### Written task
Print all of the data exactly.
━━ Entries shown ━━
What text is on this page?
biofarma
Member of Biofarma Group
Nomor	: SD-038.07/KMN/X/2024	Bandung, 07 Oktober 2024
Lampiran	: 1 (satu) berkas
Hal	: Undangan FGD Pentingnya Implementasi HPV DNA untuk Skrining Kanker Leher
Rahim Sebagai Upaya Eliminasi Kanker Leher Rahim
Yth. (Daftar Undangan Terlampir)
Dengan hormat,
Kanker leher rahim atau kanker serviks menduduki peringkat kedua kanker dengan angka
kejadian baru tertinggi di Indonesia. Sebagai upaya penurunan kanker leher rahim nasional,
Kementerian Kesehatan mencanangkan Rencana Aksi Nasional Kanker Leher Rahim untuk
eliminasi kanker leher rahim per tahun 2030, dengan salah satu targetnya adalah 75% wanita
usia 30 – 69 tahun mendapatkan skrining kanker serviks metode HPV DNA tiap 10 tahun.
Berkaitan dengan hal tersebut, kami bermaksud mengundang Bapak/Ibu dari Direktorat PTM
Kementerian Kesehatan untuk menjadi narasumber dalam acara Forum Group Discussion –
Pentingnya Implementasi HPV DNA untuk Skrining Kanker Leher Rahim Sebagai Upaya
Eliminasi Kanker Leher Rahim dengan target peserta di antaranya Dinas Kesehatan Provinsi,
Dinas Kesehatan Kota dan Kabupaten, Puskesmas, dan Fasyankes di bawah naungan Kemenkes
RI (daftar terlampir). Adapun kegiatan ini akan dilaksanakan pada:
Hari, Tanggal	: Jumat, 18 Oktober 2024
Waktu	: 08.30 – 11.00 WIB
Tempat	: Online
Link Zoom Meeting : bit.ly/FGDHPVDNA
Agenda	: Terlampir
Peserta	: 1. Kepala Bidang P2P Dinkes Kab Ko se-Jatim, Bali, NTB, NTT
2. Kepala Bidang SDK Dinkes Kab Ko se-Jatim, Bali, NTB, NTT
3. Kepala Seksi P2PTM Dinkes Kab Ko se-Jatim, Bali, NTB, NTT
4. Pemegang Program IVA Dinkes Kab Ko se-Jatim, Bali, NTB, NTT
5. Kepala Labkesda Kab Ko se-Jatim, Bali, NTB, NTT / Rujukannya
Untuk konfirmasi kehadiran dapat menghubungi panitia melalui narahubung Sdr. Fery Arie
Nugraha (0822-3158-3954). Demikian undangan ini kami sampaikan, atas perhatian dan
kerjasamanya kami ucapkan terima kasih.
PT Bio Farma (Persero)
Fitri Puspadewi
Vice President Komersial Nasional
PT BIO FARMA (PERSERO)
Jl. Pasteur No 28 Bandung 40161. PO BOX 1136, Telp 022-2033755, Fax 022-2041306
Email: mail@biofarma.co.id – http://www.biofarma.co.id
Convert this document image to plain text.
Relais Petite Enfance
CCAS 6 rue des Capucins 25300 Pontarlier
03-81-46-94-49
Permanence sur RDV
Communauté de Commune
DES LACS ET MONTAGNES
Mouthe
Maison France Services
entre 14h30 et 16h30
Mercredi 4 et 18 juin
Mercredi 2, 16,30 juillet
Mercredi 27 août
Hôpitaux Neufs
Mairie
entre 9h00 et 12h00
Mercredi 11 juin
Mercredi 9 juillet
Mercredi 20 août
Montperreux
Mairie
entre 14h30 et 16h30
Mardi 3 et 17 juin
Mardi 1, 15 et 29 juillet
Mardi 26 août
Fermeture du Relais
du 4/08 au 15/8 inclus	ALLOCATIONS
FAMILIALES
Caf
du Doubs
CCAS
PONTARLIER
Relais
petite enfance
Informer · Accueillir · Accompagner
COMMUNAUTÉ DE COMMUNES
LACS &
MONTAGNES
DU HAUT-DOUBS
━━━
### Answer for the task
What text is on this page?
biofarma
Member of Biofarma Group
Nomor	: SD-038.07/KMN/X/2024	Bandung, 07 Oktober 2024
Lampiran	: 1 (satu) berkas
Hal	: Undangan FGD Pentingnya Implementasi HPV DNA untuk Skrining Kanker Leher
Rahim Sebagai Upaya Eliminasi Kanker Leher Rahim
Yth. (Daftar Undangan Terlampir)
Dengan hormat,
Kanker leher rahim atau kanker serviks menduduki peringkat kedua kanker dengan angka
kejadian baru tertinggi di Indonesia. Sebagai upaya penurunan kanker leher rahim nasional,
Kementerian Kesehatan mencanangkan Rencana Aksi Nasional Kanker Leher Rahim untuk
eliminasi kanker leher rahim per tahun 2030, dengan salah satu targetnya adalah 75% wanita
usia 30 – 69 tahun mendapatkan skrining kanker serviks metode HPV DNA tiap 10 tahun.
Berkaitan dengan hal tersebut, kami bermaksud mengundang Bapak/Ibu dari Direktorat PTM
Kementerian Kesehatan untuk menjadi narasumber dalam acara Forum Group Discussion –
Pentingnya Implementasi HPV DNA untuk Skrining Kanker Leher Rahim Sebagai Upaya
Eliminasi Kanker Leher Rahim dengan target peserta di antaranya Dinas Kesehatan Provinsi,
Dinas Kesehatan Kota dan Kabupaten, Puskesmas, dan Fasyankes di bawah naungan Kemenkes
RI (daftar terlampir). Adapun kegiatan ini akan dilaksanakan pada:
Hari, Tanggal	: Jumat, 18 Oktober 2024
Waktu	: 08.30 – 11.00 WIB
Tempat	: Online
Link Zoom Meeting : bit.ly/FGDHPVDNA
Agenda	: Terlampir
Peserta	: 1. Kepala Bidang P2P Dinkes Kab Ko se-Jatim, Bali, NTB, NTT
2. Kepala Bidang SDK Dinkes Kab Ko se-Jatim, Bali, NTB, NTT
3. Kepala Seksi P2PTM Dinkes Kab Ko se-Jatim, Bali, NTB, NTT
4. Pemegang Program IVA Dinkes Kab Ko se-Jatim, Bali, NTB, NTT
5. Kepala Labkesda Kab Ko se-Jatim, Bali, NTB, NTT / Rujukannya
Untuk konfirmasi kehadiran dapat menghubungi panitia melalui narahubung Sdr. Fery Arie
Nugraha (0822-3158-3954). Demikian undangan ini kami sampaikan, atas perhatian dan
kerjasamanya kami ucapkan terima kasih.
PT Bio Farma (Persero)
Fitri Puspadewi
Vice President Komersial Nasional
PT BIO FARMA (PERSERO)
Jl. Pasteur No 28 Bandung 40161. PO BOX 1136, Telp 022-2033755, Fax 022-2041306
Email: mail@biofarma.co.id – http://www.biofarma.co.id
Convert this document image to plain text.
Relais Petite Enfance
CCAS 6 rue des Capucins 25300 Pontarlier
03-81-46-94-49
Permanence sur RDV
Communauté de Commune
DES LACS ET MONTAGNES
Mouthe
Maison France Services
entre 14h30 et 16h30
Mercredi 4 et 18 juin
Mercredi 2, 16,30 juillet
Mercredi 27 août
Hôpitaux Neufs
Mairie
entre 9h00 et 12h00
Mercredi 11 juin
Mercredi 9 juillet
Mercredi 20 août
Montperreux
Mairie
entre 14h30 et 16h30
Mardi 3 et 17 juin
Mardi 1, 15 et 29 juillet
Mardi 26 août
Fermeture du Relais
du 4/08 au 15/8 inclus	ALLOCATIONS
FAMILIALES
Caf
du Doubs
CCAS
PONTARLIER
Relais
petite enfance
Informer · Accueillir · Accompagner
COMMUNAUTÉ DE COMMUNES
LACS &
MONTAGNES
DU HAUT-DOUBS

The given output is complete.